Job: Give the data below again exactly as it stands. Omit the pictures.

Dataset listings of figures
## start
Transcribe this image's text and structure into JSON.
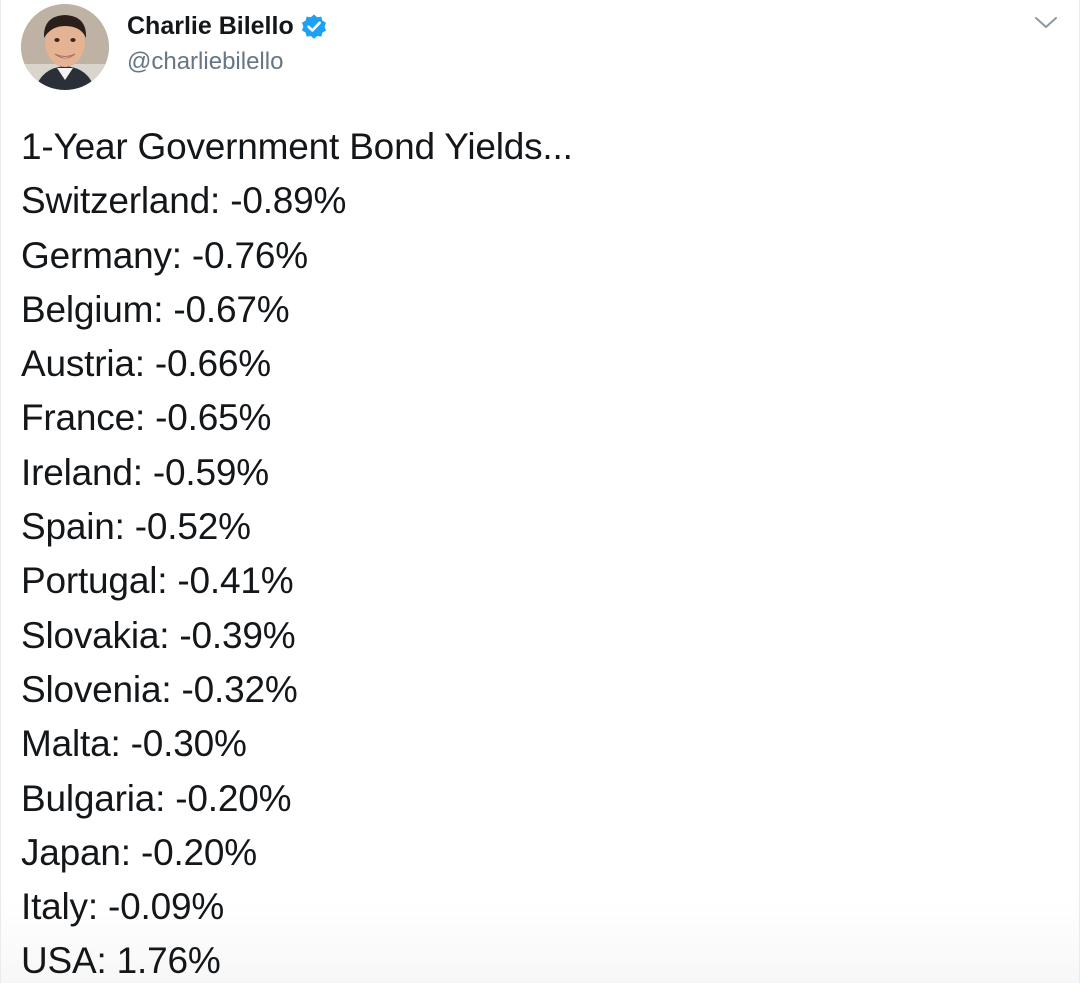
{
  "author": {
    "name": "Charlie Bilello",
    "handle": "@charliebilello",
    "verified_icon": "verified-badge-icon",
    "verified_color": "#1da1f2"
  },
  "menu_icon": "chevron-down-icon",
  "tweet": {
    "lines": [
      "1-Year Government Bond Yields...",
      "Switzerland: -0.89%",
      "Germany: -0.76%",
      "Belgium: -0.67%",
      "Austria: -0.66%",
      "France: -0.65%",
      "Ireland: -0.59%",
      "Spain: -0.52%",
      "Portugal: -0.41%",
      "Slovakia: -0.39%",
      "Slovenia: -0.32%",
      "Malta: -0.30%",
      "Bulgaria: -0.20%",
      "Japan: -0.20%",
      "Italy: -0.09%",
      "USA: 1.76%"
    ]
  },
  "colors": {
    "text": "#14171a",
    "secondary_text": "#657786",
    "accent": "#1da1f2"
  }
}
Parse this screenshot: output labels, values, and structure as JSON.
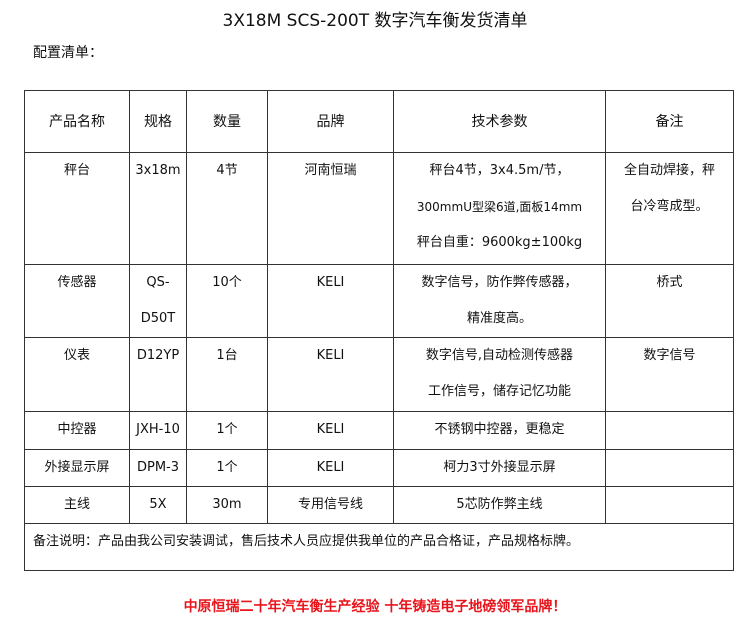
## end
Result for this task:
Transcribe this image's text and structure into JSON.
{
  "author": {
    "name": "Charlie Bilello",
    "handle": "@charliebilello",
    "verified_icon": "verified-badge-icon",
    "verified_color": "#1da1f2"
  },
  "menu_icon": "chevron-down-icon",
  "tweet": {
    "lines": [
      "1-Year Government Bond Yields...",
      "Switzerland: -0.89%",
      "Germany: -0.76%",
      "Belgium: -0.67%",
      "Austria: -0.66%",
      "France: -0.65%",
      "Ireland: -0.59%",
      "Spain: -0.52%",
      "Portugal: -0.41%",
      "Slovakia: -0.39%",
      "Slovenia: -0.32%",
      "Malta: -0.30%",
      "Bulgaria: -0.20%",
      "Japan: -0.20%",
      "Italy: -0.09%",
      "USA: 1.76%"
    ]
  },
  "colors": {
    "text": "#14171a",
    "secondary_text": "#657786",
    "accent": "#1da1f2"
  }
}
Parse this screenshot: output labels, values, and structure as JSON.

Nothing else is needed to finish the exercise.